** Your objective **
Sift the material for lines containing "Baboon", and return them.

[start]

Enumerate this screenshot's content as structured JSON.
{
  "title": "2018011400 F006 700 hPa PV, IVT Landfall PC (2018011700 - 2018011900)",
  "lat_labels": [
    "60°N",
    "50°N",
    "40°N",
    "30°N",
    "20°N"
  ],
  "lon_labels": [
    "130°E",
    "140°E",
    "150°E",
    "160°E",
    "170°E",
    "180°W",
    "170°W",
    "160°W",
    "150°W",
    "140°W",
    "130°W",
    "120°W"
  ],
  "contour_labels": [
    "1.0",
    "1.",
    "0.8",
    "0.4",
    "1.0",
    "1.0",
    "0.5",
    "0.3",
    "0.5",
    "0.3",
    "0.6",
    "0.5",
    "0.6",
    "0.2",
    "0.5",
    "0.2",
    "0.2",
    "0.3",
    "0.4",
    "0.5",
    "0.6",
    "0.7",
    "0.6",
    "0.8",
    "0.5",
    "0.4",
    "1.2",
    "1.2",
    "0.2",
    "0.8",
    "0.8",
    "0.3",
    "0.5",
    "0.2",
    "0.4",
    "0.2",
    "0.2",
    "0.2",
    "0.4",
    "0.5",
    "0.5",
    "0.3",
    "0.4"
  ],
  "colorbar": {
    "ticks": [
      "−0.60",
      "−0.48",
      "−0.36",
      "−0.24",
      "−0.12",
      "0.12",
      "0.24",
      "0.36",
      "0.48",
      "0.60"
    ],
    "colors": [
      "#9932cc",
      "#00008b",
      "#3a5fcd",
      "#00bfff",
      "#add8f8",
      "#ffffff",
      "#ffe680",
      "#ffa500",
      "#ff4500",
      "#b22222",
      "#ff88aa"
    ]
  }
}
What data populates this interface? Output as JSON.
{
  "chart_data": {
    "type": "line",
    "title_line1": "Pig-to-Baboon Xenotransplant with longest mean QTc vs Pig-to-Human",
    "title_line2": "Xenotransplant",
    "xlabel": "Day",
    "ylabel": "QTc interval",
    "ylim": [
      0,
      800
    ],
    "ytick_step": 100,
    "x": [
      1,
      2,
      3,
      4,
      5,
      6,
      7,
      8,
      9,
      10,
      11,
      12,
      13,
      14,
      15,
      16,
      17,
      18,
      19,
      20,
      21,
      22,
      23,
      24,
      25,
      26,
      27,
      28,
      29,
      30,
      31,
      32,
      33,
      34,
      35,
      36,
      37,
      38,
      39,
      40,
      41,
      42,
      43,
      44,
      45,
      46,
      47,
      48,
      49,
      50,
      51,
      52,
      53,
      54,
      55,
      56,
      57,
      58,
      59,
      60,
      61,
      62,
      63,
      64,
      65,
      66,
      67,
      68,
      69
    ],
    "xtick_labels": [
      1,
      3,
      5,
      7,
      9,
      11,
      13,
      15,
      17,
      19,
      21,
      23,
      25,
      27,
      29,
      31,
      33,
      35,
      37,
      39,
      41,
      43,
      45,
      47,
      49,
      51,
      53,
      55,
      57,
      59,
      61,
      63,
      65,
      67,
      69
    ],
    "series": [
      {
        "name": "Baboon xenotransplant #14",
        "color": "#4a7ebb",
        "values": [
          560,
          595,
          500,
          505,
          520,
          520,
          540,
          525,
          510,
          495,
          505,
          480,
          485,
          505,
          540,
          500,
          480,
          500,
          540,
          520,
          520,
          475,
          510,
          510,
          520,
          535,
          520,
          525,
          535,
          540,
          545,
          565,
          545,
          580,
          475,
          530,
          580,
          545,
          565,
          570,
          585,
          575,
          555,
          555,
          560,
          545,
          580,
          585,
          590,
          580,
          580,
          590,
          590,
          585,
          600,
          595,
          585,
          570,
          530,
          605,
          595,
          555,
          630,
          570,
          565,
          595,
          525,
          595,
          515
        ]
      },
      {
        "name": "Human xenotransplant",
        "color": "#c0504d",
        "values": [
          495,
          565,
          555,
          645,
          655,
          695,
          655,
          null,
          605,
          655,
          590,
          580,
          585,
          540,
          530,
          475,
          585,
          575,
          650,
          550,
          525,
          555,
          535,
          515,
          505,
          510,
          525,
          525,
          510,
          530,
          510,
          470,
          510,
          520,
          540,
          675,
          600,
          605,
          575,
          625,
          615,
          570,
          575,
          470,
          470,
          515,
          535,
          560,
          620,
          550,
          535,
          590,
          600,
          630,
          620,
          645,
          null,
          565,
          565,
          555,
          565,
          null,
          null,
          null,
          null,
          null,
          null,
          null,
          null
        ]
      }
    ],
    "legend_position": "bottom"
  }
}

[end]

** Task response **
    "title_line1": "Pig-to-Baboon Xenotransplant with longest mean QTc vs Pig-to-Human",
        "name": "Baboon xenotransplant #14",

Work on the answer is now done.